→ Records provided:

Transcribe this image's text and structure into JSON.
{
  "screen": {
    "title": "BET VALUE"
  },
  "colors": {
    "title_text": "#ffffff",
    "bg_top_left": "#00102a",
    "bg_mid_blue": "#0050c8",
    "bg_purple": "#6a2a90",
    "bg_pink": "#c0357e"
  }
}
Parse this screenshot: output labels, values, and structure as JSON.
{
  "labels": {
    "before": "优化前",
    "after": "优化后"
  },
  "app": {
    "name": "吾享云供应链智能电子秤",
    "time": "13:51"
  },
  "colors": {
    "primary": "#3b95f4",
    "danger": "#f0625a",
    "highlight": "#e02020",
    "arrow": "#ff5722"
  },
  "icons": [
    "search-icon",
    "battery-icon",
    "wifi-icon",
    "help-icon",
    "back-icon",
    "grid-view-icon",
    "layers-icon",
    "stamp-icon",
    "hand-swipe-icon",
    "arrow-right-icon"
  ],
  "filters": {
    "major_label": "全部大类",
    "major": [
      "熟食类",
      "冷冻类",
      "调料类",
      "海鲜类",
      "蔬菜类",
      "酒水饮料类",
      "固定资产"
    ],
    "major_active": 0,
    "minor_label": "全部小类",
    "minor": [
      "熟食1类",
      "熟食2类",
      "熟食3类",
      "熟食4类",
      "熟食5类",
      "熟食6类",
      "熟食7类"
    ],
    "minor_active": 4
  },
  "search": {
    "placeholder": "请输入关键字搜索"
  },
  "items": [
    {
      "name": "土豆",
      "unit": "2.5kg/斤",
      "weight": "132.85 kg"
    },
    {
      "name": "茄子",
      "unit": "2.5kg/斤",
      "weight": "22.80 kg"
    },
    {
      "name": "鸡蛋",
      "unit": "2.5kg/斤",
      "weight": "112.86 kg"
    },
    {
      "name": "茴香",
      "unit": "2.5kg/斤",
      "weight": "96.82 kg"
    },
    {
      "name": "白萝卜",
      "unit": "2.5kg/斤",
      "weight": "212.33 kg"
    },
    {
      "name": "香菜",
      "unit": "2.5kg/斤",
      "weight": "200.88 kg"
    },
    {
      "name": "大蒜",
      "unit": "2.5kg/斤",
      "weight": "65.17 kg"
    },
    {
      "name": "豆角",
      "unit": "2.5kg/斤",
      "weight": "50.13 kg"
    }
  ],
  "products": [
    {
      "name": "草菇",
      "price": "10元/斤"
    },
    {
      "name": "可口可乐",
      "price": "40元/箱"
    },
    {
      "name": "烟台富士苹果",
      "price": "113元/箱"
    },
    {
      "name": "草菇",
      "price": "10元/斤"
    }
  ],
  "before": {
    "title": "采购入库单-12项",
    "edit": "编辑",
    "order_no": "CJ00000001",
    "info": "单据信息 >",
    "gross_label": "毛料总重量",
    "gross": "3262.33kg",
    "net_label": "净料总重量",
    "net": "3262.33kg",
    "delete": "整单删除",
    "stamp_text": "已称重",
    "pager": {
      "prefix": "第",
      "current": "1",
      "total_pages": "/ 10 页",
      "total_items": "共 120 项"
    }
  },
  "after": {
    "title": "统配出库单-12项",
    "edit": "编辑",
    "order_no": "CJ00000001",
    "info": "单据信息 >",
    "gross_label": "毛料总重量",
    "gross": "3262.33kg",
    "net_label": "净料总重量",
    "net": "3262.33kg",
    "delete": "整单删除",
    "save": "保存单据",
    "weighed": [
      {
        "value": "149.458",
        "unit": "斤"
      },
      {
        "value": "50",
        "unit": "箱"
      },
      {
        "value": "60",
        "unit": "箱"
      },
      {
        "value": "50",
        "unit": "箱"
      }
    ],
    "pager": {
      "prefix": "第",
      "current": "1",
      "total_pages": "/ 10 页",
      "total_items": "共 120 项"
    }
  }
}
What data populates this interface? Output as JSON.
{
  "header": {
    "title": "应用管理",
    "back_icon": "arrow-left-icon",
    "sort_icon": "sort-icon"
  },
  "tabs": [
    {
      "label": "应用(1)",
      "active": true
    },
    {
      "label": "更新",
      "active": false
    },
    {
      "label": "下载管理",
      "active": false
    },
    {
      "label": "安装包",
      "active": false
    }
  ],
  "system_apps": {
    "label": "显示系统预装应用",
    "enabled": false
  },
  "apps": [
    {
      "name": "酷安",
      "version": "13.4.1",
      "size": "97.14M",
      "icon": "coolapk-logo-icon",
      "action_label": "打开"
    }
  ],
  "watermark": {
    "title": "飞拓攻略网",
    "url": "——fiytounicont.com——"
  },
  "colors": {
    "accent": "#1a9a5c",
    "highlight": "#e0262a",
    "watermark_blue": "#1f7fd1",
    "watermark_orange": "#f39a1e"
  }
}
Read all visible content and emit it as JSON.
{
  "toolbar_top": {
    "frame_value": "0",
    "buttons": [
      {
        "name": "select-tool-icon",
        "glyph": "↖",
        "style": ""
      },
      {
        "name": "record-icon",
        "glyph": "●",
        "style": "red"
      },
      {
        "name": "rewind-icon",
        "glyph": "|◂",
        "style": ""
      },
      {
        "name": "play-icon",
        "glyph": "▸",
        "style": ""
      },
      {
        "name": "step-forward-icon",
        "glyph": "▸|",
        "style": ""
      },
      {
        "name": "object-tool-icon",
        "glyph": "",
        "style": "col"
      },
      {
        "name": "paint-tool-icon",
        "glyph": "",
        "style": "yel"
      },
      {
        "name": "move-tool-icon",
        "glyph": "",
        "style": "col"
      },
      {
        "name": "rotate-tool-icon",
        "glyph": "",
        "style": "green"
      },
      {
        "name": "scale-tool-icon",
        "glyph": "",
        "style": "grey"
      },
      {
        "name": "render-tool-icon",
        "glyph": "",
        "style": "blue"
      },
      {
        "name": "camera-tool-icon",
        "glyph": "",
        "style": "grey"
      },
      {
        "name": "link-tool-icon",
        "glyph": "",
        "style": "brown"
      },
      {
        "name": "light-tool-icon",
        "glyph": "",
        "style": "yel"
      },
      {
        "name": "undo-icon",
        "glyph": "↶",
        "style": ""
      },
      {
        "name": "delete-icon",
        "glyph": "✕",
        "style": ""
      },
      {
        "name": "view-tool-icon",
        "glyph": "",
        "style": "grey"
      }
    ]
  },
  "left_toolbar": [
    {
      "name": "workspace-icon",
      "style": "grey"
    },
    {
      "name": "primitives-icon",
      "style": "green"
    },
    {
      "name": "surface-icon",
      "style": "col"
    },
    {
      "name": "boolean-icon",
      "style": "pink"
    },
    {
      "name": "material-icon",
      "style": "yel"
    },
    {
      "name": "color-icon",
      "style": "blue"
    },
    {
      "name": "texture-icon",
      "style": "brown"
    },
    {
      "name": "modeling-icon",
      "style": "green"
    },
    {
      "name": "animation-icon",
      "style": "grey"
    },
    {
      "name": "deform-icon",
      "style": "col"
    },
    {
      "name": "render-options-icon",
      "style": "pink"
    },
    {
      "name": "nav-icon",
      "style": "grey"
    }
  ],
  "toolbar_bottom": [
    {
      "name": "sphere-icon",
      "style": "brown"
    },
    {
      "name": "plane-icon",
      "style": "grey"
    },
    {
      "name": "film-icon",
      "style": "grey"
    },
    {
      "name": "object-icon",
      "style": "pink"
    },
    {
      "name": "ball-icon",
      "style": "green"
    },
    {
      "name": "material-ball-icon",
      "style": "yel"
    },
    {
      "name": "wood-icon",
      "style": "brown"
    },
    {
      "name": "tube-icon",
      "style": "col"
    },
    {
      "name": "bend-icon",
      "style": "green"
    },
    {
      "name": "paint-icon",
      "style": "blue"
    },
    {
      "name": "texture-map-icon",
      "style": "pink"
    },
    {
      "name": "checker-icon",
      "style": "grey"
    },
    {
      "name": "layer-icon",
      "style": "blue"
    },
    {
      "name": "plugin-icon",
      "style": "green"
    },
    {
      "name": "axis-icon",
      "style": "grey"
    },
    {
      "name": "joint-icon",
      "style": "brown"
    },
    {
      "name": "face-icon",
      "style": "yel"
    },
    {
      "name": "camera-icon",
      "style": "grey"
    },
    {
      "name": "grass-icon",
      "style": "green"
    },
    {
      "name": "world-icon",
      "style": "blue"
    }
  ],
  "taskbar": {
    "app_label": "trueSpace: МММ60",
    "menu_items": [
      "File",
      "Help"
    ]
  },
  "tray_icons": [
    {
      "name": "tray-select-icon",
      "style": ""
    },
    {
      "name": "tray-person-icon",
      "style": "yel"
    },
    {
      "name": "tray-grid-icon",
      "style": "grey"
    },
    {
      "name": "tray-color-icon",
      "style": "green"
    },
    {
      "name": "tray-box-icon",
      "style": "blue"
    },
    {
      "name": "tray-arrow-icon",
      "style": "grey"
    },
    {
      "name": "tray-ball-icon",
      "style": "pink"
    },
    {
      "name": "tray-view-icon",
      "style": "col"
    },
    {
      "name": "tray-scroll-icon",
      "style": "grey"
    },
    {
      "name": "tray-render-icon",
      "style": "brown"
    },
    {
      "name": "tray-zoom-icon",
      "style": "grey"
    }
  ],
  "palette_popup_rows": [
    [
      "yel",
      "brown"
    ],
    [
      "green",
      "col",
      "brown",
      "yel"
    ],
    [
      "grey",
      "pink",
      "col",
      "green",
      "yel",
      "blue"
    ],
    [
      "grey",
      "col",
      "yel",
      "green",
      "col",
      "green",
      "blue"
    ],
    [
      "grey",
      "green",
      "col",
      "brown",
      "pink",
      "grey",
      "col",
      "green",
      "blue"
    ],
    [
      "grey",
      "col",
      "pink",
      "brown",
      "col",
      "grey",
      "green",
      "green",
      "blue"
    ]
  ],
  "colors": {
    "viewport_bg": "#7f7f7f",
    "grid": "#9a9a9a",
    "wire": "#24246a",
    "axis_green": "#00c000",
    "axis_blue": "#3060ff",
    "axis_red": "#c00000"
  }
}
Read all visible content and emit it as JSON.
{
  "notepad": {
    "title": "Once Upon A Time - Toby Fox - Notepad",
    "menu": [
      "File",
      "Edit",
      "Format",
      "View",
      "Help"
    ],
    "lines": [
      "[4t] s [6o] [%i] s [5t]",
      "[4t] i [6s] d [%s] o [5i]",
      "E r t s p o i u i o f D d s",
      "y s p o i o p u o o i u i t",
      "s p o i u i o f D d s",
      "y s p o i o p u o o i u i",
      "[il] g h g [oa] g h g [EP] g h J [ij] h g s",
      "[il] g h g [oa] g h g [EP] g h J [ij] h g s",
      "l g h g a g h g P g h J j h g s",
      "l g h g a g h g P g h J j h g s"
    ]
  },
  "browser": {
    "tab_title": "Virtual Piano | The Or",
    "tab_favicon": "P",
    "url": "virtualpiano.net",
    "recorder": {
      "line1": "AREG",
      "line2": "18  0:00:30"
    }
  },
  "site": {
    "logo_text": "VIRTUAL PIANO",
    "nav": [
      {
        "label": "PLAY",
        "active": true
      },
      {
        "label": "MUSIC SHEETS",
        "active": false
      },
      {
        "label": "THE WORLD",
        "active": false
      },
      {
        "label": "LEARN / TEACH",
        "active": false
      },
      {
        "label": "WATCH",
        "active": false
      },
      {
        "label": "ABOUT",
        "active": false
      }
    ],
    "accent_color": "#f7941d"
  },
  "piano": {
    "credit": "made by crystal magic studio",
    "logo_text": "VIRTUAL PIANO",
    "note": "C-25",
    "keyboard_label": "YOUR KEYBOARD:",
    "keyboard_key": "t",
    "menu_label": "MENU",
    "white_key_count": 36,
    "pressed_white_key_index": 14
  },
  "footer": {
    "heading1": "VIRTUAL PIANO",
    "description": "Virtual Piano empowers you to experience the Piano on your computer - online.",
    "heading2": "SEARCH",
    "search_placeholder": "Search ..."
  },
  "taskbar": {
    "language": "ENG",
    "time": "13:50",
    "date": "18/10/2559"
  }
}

→ Task objective: Collect from the data above every line that includes "camera".

→ Completed task:
        "name": "camera-tool-icon",
      "name": "camera-icon",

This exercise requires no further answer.